> [DIRECTIVES]
[1] Please write out the part of the Vector discussion between "We've talked about" and "host in a sink.", inclusive.
[2] In the Vector discussion, what could a sha hash of the config indicate?

> [READING PASSAGE]
— start —
Some services provide an HTTP /config endpoint, which echoes back whatever config it was provided. In Vectors case this might still be difficult for a human to parse.
Alternatively (or in addition) it could display a graph of its topology, which would be a visual representation of what it's doing internally. This could be plain text to start with but then get expanded later.
I'm sure that a command line flag would also get heavy usage. Imagine having a large config file, built up from a directory of snippets, and being able to run vector -c ./foo.toml --export-graph ./foo.png.
I like this and agree.
Imagine having a large config file, built up from a directory of snippets, and being able to run vector -c ./foo.toml --export-graph ./foo.png.
We've talked about a CLI that would expose the topology graph as well, and use some fancy ASCII art to visually represent it.
Some services provide an HTTP
/configendpoint, which echoes back whatever config it was provided. In Vectors case this might still be difficult for a human to parse.
I can imagine some use cases where a machine-readable representation would be useful too. For example, automated checks that Vector is reading from a particular source or writing to the correct host in a sink.
Reminded me of Vizceral.
I could see our topology graph represented as a svg as being VERY useful!
Another thing with config, unlike kube where the /config works users don't consume the config but merely observe it. I could see possibly having a sha hash of the config as being useful to indicate if the reload has been successful as well.
@Jeffail this looks great! Before we begin work we need to answer the following questions:
- Do we want to introduce an HTTP API? (ref #541 (comment)). If so, does it make more sense to represent the first step as a separate issue?
As we discussed, I think this will mostly involve generalizing the existing metrics server. An initial push to clean up and generalize that component would make sense to tackle before actually adding anything specific to exposing configuration.
— end —
> [STORED DATA]
— start —
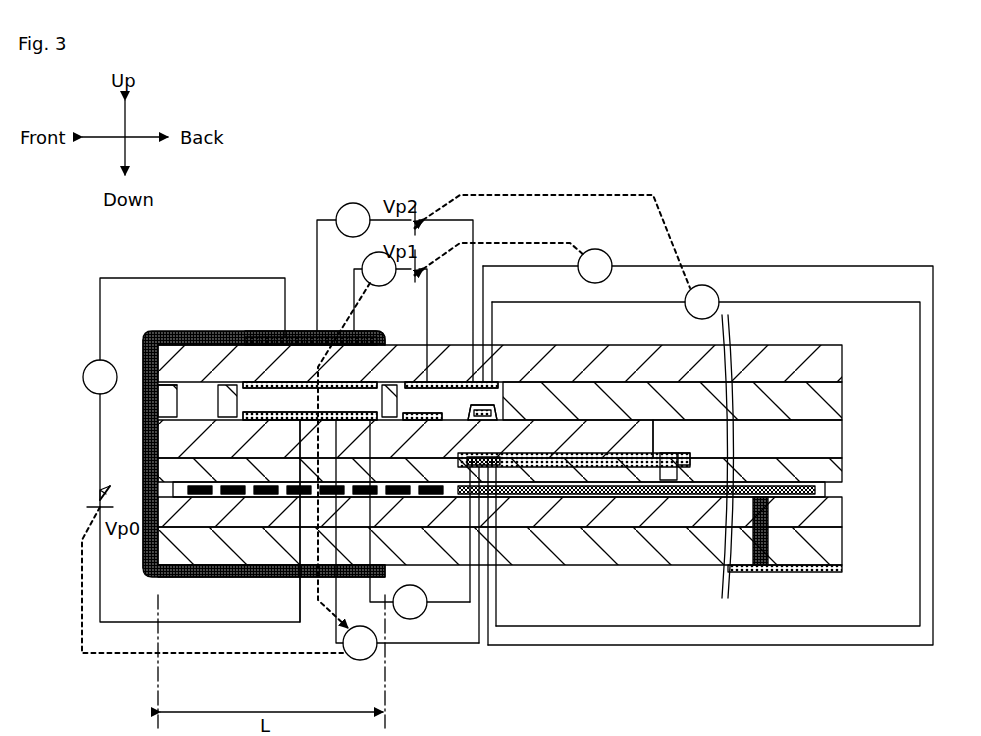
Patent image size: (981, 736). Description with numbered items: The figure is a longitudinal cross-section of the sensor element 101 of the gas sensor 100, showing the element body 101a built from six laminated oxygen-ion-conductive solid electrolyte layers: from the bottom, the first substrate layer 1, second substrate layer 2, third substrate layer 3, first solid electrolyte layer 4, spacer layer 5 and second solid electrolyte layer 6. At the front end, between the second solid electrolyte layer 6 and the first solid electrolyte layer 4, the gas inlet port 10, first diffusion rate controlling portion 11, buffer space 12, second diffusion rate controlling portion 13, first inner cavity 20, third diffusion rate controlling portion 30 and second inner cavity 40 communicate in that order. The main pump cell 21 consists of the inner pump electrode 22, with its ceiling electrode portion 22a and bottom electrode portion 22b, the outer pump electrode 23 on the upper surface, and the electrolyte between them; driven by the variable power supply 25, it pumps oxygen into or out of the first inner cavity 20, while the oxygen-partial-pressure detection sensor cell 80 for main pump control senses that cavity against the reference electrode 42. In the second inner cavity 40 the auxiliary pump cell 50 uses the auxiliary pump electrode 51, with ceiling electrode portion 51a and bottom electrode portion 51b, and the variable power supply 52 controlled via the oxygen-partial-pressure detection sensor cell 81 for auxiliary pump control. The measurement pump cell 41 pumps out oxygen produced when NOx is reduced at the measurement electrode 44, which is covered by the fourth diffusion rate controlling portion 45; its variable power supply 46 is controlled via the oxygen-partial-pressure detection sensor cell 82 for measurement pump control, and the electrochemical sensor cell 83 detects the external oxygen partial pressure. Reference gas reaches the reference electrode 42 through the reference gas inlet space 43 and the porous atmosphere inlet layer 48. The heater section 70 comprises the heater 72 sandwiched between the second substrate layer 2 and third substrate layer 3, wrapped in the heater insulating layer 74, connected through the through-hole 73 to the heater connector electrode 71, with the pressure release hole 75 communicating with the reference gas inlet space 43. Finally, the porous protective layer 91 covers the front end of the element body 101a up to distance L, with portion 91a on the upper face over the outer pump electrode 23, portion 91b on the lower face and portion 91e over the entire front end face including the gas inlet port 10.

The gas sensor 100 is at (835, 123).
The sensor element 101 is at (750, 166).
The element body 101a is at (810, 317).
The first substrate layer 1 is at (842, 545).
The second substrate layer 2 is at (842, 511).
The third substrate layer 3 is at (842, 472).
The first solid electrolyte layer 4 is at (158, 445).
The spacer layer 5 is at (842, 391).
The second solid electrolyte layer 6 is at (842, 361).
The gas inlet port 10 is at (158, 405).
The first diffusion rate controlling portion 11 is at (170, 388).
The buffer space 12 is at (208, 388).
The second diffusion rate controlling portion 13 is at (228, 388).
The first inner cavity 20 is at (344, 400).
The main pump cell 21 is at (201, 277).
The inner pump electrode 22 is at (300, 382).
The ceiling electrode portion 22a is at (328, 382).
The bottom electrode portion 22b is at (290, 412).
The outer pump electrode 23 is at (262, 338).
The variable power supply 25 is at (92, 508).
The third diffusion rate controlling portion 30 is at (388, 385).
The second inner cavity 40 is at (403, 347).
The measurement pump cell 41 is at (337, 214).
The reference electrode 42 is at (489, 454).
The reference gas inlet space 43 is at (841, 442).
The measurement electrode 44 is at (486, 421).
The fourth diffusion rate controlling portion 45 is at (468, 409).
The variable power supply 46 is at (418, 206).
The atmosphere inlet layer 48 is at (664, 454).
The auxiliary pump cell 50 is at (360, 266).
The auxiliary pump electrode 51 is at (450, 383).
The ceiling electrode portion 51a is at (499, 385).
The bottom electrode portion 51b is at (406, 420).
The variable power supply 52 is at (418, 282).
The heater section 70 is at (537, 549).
— end —
> [EXERCISE ANSWERS]
[1]
We've talked about a CLI that would expose the topology graph as well, and use some fancy ASCII art to visually represent it.
Some services provide an HTTP
/configendpoint, which echoes back whatever config it was provided. In Vectors case this might still be difficult for a human to parse.
I can imagine some use cases where a machine-readable representation would be useful too. For example, automated checks that Vector is reading from a particular source or writing to the correct host in a sink.

[2] It could indicate whether the reload has been successful.